* Exercise requirements: Copy out all the records, word for word.

[Records from a data collection]
[Start of section]

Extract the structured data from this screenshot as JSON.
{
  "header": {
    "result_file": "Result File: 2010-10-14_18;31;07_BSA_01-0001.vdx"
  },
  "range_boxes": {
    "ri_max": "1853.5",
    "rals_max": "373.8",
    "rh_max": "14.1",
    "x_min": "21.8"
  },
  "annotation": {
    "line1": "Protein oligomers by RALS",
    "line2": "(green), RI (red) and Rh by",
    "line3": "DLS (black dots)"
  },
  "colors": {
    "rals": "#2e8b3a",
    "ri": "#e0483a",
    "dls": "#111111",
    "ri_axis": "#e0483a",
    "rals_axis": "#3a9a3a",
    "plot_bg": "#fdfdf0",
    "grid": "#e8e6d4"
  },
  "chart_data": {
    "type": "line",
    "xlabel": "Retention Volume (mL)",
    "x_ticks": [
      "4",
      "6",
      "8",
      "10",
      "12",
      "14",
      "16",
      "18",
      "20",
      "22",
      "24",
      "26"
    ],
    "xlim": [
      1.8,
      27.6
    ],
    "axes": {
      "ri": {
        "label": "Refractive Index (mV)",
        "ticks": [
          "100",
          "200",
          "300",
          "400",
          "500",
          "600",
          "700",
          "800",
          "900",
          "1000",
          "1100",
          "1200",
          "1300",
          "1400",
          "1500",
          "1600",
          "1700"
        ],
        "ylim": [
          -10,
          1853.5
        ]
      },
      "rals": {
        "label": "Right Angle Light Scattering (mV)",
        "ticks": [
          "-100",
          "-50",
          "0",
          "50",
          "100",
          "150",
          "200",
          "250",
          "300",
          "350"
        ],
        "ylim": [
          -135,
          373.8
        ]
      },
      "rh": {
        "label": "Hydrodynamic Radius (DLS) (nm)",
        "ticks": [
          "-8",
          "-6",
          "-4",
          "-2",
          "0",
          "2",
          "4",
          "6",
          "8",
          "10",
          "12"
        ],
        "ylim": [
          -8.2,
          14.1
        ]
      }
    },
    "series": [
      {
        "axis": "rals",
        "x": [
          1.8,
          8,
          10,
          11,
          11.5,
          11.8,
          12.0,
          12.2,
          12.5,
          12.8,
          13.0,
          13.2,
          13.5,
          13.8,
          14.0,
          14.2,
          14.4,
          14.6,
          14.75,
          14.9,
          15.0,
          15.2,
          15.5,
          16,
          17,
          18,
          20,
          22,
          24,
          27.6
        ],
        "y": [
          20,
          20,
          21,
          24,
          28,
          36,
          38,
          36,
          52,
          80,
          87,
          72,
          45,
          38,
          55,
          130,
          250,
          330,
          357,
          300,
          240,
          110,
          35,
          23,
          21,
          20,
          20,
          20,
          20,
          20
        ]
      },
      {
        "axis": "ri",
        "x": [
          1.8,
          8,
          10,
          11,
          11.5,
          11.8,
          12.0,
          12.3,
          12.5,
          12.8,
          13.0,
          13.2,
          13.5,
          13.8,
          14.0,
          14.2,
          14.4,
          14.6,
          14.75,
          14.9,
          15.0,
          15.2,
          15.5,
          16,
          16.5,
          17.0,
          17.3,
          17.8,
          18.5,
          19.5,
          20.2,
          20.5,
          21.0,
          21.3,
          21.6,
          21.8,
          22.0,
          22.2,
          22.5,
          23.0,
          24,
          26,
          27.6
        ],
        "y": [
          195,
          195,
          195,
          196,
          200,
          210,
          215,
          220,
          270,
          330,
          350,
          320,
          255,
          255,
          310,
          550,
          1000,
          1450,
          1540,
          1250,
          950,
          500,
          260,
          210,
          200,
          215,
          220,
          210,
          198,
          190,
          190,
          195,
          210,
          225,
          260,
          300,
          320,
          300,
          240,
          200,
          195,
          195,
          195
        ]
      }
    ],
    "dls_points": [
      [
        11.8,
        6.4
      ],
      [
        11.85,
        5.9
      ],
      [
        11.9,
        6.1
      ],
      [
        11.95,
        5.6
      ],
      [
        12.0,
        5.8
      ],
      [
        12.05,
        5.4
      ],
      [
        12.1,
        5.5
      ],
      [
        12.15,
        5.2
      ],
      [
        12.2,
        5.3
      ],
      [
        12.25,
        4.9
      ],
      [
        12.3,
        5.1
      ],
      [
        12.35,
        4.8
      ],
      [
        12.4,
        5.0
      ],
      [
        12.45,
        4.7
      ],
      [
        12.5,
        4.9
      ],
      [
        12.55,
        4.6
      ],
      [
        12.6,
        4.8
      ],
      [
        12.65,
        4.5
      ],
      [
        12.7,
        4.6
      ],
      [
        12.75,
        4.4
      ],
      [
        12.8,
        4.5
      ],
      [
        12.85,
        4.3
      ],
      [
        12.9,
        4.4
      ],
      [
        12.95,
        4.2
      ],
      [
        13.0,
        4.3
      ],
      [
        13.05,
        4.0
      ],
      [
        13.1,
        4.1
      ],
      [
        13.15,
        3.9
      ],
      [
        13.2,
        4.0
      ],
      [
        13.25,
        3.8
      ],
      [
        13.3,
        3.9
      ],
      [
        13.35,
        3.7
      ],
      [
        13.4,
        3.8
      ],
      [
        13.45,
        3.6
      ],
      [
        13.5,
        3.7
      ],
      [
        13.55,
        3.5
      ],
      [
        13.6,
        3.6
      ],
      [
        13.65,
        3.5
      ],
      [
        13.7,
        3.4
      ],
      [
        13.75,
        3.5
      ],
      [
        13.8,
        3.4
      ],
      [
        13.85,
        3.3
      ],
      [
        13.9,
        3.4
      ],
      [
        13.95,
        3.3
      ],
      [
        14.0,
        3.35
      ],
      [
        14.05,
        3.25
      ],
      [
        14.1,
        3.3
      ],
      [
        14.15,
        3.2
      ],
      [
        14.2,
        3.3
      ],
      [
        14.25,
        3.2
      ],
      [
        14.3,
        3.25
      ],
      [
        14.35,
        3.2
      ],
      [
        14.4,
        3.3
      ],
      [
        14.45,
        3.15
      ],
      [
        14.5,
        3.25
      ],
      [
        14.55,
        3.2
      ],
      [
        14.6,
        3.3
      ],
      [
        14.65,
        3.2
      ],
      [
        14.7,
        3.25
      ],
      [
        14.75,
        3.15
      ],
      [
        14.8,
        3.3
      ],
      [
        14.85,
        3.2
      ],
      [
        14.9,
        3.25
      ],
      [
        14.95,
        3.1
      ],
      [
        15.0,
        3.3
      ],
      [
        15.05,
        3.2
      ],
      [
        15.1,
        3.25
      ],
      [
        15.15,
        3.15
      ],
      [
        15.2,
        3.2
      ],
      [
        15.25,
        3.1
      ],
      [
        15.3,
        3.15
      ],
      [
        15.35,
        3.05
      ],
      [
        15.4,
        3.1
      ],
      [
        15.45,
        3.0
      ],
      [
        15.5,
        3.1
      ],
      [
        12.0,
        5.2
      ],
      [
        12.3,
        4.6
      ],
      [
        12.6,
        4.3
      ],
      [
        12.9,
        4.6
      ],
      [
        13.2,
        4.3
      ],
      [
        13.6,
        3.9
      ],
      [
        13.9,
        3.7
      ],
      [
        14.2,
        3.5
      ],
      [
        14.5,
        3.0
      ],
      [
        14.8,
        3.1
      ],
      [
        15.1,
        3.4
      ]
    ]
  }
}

[End of section]

* Worked solution:
Extract the structured data from this screenshot as JSON.
{
  "header": {
    "result_file": "Result File: 2010-10-14_18;31;07_BSA_01-0001.vdx"
  },
  "range_boxes": {
    "ri_max": "1853.5",
    "rals_max": "373.8",
    "rh_max": "14.1",
    "x_min": "21.8"
  },
  "annotation": {
    "line1": "Protein oligomers by RALS",
    "line2": "(green), RI (red) and Rh by",
    "line3": "DLS (black dots)"
  },
  "colors": {
    "rals": "#2e8b3a",
    "ri": "#e0483a",
    "dls": "#111111",
    "ri_axis": "#e0483a",
    "rals_axis": "#3a9a3a",
    "plot_bg": "#fdfdf0",
    "grid": "#e8e6d4"
  },
  "chart_data": {
    "type": "line",
    "xlabel": "Retention Volume (mL)",
    "x_ticks": [
      "4",
      "6",
      "8",
      "10",
      "12",
      "14",
      "16",
      "18",
      "20",
      "22",
      "24",
      "26"
    ],
    "xlim": [
      1.8,
      27.6
    ],
    "axes": {
      "ri": {
        "label": "Refractive Index (mV)",
        "ticks": [
          "100",
          "200",
          "300",
          "400",
          "500",
          "600",
          "700",
          "800",
          "900",
          "1000",
          "1100",
          "1200",
          "1300",
          "1400",
          "1500",
          "1600",
          "1700"
        ],
        "ylim": [
          -10,
          1853.5
        ]
      },
      "rals": {
        "label": "Right Angle Light Scattering (mV)",
        "ticks": [
          "-100",
          "-50",
          "0",
          "50",
          "100",
          "150",
          "200",
          "250",
          "300",
          "350"
        ],
        "ylim": [
          -135,
          373.8
        ]
      },
      "rh": {
        "label": "Hydrodynamic Radius (DLS) (nm)",
        "ticks": [
          "-8",
          "-6",
          "-4",
          "-2",
          "0",
          "2",
          "4",
          "6",
          "8",
          "10",
          "12"
        ],
        "ylim": [
          -8.2,
          14.1
        ]
      }
    },
    "series": [
      {
        "axis": "rals",
        "x": [
          1.8,
          8,
          10,
          11,
          11.5,
          11.8,
          12.0,
          12.2,
          12.5,
          12.8,
          13.0,
          13.2,
          13.5,
          13.8,
          14.0,
          14.2,
          14.4,
          14.6,
          14.75,
          14.9,
          15.0,
          15.2,
          15.5,
          16,
          17,
          18,
          20,
          22,
          24,
          27.6
        ],
        "y": [
          20,
          20,
          21,
          24,
          28,
          36,
          38,
          36,
          52,
          80,
          87,
          72,
          45,
          38,
          55,
          130,
          250,
          330,
          357,
          300,
          240,
          110,
          35,
          23,
          21,
          20,
          20,
          20,
          20,
          20
        ]
      },
      {
        "axis": "ri",
        "x": [
          1.8,
          8,
          10,
          11,
          11.5,
          11.8,
          12.0,
          12.3,
          12.5,
          12.8,
          13.0,
          13.2,
          13.5,
          13.8,
          14.0,
          14.2,
          14.4,
          14.6,
          14.75,
          14.9,
          15.0,
          15.2,
          15.5,
          16,
          16.5,
          17.0,
          17.3,
          17.8,
          18.5,
          19.5,
          20.2,
          20.5,
          21.0,
          21.3,
          21.6,
          21.8,
          22.0,
          22.2,
          22.5,
          23.0,
          24,
          26,
          27.6
        ],
        "y": [
          195,
          195,
          195,
          196,
          200,
          210,
          215,
          220,
          270,
          330,
          350,
          320,
          255,
          255,
          310,
          550,
          1000,
          1450,
          1540,
          1250,
          950,
          500,
          260,
          210,
          200,
          215,
          220,
          210,
          198,
          190,
          190,
          195,
          210,
          225,
          260,
          300,
          320,
          300,
          240,
          200,
          195,
          195,
          195
        ]
      }
    ],
    "dls_points": [
      [
        11.8,
        6.4
      ],
      [
        11.85,
        5.9
      ],
      [
        11.9,
        6.1
      ],
      [
        11.95,
        5.6
      ],
      [
        12.0,
        5.8
      ],
      [
        12.05,
        5.4
      ],
      [
        12.1,
        5.5
      ],
      [
        12.15,
        5.2
      ],
      [
        12.2,
        5.3
      ],
      [
        12.25,
        4.9
      ],
      [
        12.3,
        5.1
      ],
      [
        12.35,
        4.8
      ],
      [
        12.4,
        5.0
      ],
      [
        12.45,
        4.7
      ],
      [
        12.5,
        4.9
      ],
      [
        12.55,
        4.6
      ],
      [
        12.6,
        4.8
      ],
      [
        12.65,
        4.5
      ],
      [
        12.7,
        4.6
      ],
      [
        12.75,
        4.4
      ],
      [
        12.8,
        4.5
      ],
      [
        12.85,
        4.3
      ],
      [
        12.9,
        4.4
      ],
      [
        12.95,
        4.2
      ],
      [
        13.0,
        4.3
      ],
      [
        13.05,
        4.0
      ],
      [
        13.1,
        4.1
      ],
      [
        13.15,
        3.9
      ],
      [
        13.2,
        4.0
      ],
      [
        13.25,
        3.8
      ],
      [
        13.3,
        3.9
      ],
      [
        13.35,
        3.7
      ],
      [
        13.4,
        3.8
      ],
      [
        13.45,
        3.6
      ],
      [
        13.5,
        3.7
      ],
      [
        13.55,
        3.5
      ],
      [
        13.6,
        3.6
      ],
      [
        13.65,
        3.5
      ],
      [
        13.7,
        3.4
      ],
      [
        13.75,
        3.5
      ],
      [
        13.8,
        3.4
      ],
      [
        13.85,
        3.3
      ],
      [
        13.9,
        3.4
      ],
      [
        13.95,
        3.3
      ],
      [
        14.0,
        3.35
      ],
      [
        14.05,
        3.25
      ],
      [
        14.1,
        3.3
      ],
      [
        14.15,
        3.2
      ],
      [
        14.2,
        3.3
      ],
      [
        14.25,
        3.2
      ],
      [
        14.3,
        3.25
      ],
      [
        14.35,
        3.2
      ],
      [
        14.4,
        3.3
      ],
      [
        14.45,
        3.15
      ],
      [
        14.5,
        3.25
      ],
      [
        14.55,
        3.2
      ],
      [
        14.6,
        3.3
      ],
      [
        14.65,
        3.2
      ],
      [
        14.7,
        3.25
      ],
      [
        14.75,
        3.15
      ],
      [
        14.8,
        3.3
      ],
      [
        14.85,
        3.2
      ],
      [
        14.9,
        3.25
      ],
      [
        14.95,
        3.1
      ],
      [
        15.0,
        3.3
      ],
      [
        15.05,
        3.2
      ],
      [
        15.1,
        3.25
      ],
      [
        15.15,
        3.15
      ],
      [
        15.2,
        3.2
      ],
      [
        15.25,
        3.1
      ],
      [
        15.3,
        3.15
      ],
      [
        15.35,
        3.05
      ],
      [
        15.4,
        3.1
      ],
      [
        15.45,
        3.0
      ],
      [
        15.5,
        3.1
      ],
      [
        12.0,
        5.2
      ],
      [
        12.3,
        4.6
      ],
      [
        12.6,
        4.3
      ],
      [
        12.9,
        4.6
      ],
      [
        13.2,
        4.3
      ],
      [
        13.6,
        3.9
      ],
      [
        13.9,
        3.7
      ],
      [
        14.2,
        3.5
      ],
      [
        14.5,
        3.0
      ],
      [
        14.8,
        3.1
      ],
      [
        15.1,
        3.4
      ]
    ]
  }
}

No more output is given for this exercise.